OBJECTIVE: Please pull out every line that includes the string "dinner".

ENTRIES SHOWN:
==*==

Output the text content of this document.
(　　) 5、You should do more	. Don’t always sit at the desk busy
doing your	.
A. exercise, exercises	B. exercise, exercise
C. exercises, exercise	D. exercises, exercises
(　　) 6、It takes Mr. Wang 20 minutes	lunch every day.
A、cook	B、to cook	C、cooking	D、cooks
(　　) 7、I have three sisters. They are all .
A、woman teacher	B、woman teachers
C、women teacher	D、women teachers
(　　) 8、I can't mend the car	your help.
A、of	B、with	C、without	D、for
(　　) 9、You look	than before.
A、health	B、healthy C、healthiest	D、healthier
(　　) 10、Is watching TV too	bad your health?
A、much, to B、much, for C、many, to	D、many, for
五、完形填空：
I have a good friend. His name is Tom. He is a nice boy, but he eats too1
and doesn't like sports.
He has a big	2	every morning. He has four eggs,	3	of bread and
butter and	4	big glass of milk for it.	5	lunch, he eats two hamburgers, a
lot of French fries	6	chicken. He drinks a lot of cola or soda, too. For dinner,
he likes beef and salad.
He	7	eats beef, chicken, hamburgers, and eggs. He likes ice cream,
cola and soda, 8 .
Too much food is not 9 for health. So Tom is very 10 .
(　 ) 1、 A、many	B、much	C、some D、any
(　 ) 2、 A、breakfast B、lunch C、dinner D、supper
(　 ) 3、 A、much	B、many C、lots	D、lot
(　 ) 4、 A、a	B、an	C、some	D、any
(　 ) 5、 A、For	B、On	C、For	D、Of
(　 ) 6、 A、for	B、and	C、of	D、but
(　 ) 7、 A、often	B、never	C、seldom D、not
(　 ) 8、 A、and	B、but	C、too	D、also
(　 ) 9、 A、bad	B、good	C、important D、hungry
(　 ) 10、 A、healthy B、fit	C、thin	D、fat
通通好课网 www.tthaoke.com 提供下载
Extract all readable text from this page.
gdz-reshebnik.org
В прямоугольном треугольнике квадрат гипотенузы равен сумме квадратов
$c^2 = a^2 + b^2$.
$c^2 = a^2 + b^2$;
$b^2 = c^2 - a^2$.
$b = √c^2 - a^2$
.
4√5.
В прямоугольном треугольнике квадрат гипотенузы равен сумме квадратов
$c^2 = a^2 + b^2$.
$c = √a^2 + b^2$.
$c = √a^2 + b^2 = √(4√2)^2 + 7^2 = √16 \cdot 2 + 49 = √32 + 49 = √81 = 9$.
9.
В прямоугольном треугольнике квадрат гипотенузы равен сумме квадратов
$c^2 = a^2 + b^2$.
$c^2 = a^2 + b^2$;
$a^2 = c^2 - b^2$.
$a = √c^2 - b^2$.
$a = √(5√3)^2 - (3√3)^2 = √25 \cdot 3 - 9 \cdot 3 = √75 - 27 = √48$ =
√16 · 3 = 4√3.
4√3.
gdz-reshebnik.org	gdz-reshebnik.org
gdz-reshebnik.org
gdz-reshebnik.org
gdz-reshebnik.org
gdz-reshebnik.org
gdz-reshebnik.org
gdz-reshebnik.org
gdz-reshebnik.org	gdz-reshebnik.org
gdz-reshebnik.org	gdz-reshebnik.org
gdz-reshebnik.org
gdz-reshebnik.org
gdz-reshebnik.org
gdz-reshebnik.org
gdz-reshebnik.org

==*==

CORRECT RESULT:
lot of French fries	6	chicken. He drinks a lot of cola or soda, too. For dinner,
(　 ) 2、 A、breakfast B、lunch C、dinner D、supper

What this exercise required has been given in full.